### Do this
Tally the lines containing the word "Counsel", and report the tally alone.

═══ Source data

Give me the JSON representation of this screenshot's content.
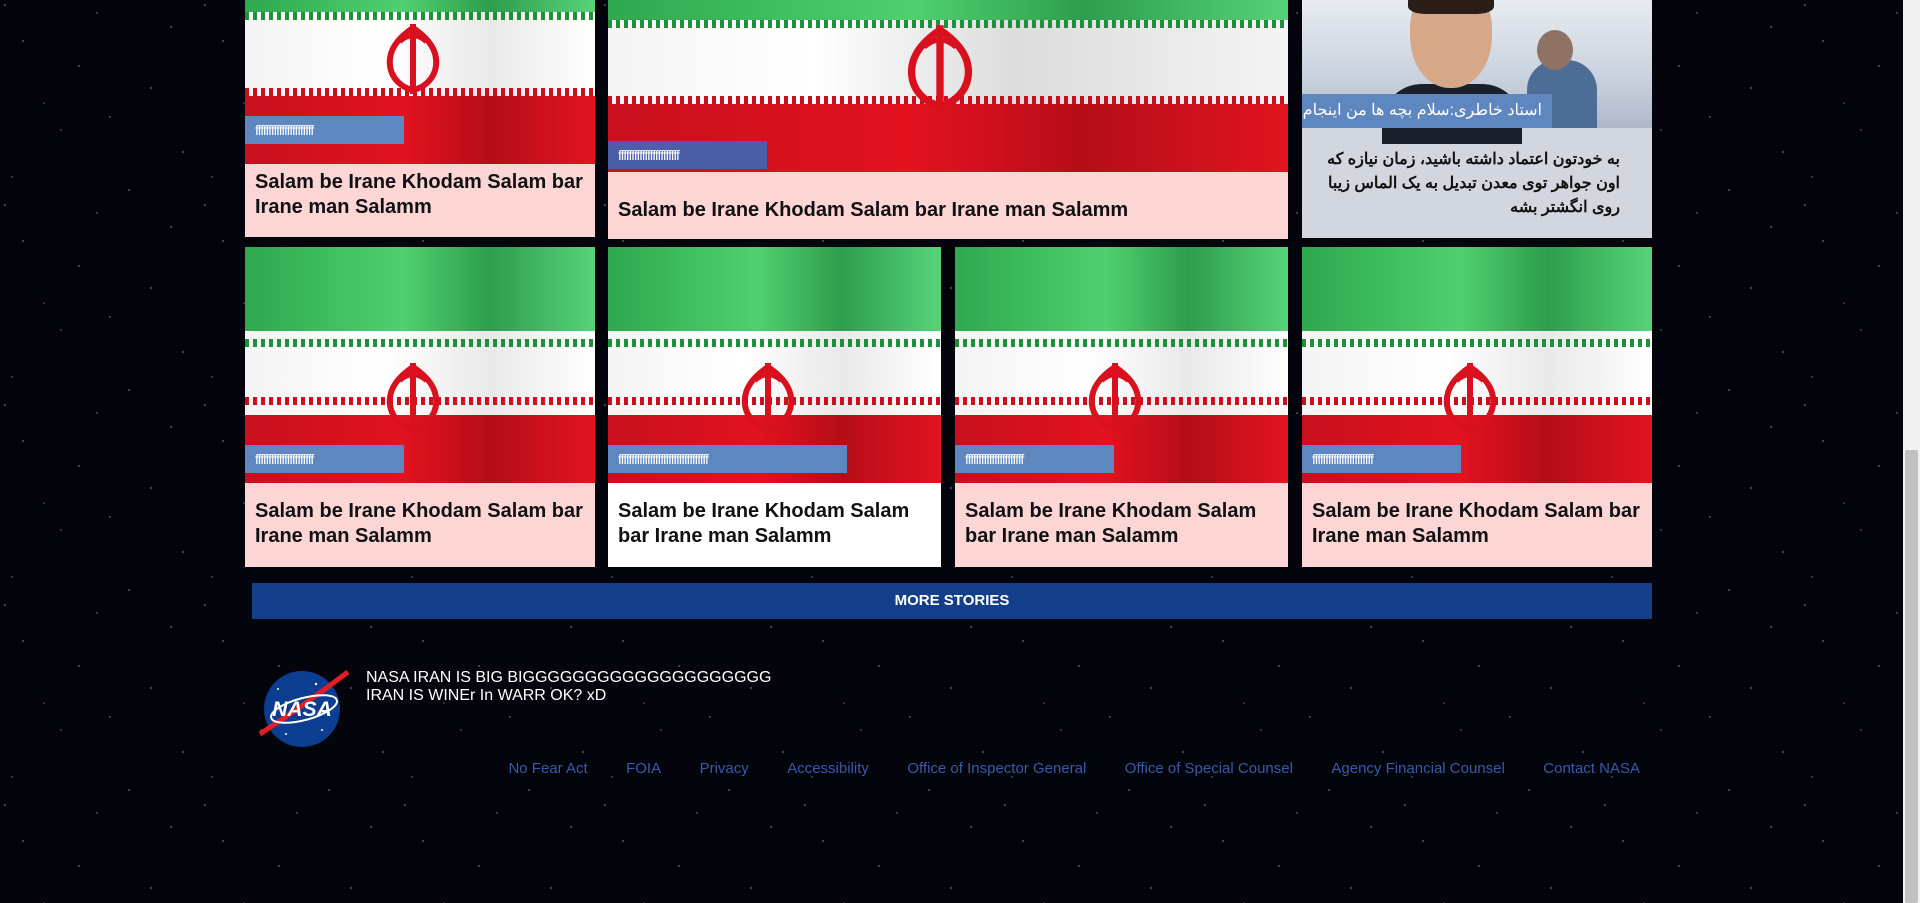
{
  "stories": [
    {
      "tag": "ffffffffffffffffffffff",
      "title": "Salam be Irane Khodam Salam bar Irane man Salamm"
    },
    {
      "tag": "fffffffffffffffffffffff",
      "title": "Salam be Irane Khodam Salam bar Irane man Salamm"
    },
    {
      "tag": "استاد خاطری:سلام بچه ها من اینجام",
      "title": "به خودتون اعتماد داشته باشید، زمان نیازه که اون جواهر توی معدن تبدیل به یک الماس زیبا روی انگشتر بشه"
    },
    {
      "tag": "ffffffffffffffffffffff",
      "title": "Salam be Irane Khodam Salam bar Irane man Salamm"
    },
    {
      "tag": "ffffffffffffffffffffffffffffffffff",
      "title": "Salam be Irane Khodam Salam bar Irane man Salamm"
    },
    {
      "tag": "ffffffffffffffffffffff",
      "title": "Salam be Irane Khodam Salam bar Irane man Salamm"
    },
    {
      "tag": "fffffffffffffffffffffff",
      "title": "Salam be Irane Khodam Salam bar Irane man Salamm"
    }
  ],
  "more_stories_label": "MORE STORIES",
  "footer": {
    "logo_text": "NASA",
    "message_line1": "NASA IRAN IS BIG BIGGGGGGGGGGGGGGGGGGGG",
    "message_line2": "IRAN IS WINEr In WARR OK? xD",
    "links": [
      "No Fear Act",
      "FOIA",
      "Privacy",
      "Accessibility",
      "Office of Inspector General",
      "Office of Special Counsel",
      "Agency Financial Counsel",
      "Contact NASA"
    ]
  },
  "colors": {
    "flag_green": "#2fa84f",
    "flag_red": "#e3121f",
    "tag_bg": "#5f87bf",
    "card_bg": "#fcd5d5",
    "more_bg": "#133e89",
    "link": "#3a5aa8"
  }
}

══════

### Written response
2